## Dataset

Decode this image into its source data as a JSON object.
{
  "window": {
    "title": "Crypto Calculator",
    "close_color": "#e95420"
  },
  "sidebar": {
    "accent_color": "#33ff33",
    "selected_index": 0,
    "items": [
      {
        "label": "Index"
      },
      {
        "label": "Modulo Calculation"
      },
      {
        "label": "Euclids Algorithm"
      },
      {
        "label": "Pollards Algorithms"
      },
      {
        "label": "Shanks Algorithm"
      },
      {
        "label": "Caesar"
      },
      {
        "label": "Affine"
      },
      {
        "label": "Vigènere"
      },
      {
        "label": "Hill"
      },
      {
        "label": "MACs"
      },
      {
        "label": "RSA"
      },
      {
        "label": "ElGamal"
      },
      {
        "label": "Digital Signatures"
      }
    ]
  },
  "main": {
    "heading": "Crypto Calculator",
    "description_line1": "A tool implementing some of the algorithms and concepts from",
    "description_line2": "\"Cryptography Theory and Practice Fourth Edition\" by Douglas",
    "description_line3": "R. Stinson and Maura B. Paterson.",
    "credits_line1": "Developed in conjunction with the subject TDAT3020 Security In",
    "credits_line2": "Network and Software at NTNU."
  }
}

## Stated task
Each line of the material should be duplicated exactly, please.

## Task solution
Decode this image into its source data as a JSON object.
{
  "window": {
    "title": "Crypto Calculator",
    "close_color": "#e95420"
  },
  "sidebar": {
    "accent_color": "#33ff33",
    "selected_index": 0,
    "items": [
      {
        "label": "Index"
      },
      {
        "label": "Modulo Calculation"
      },
      {
        "label": "Euclids Algorithm"
      },
      {
        "label": "Pollards Algorithms"
      },
      {
        "label": "Shanks Algorithm"
      },
      {
        "label": "Caesar"
      },
      {
        "label": "Affine"
      },
      {
        "label": "Vigènere"
      },
      {
        "label": "Hill"
      },
      {
        "label": "MACs"
      },
      {
        "label": "RSA"
      },
      {
        "label": "ElGamal"
      },
      {
        "label": "Digital Signatures"
      }
    ]
  },
  "main": {
    "heading": "Crypto Calculator",
    "description_line1": "A tool implementing some of the algorithms and concepts from",
    "description_line2": "\"Cryptography Theory and Practice Fourth Edition\" by Douglas",
    "description_line3": "R. Stinson and Maura B. Paterson.",
    "credits_line1": "Developed in conjunction with the subject TDAT3020 Security In",
    "credits_line2": "Network and Software at NTNU."
  }
}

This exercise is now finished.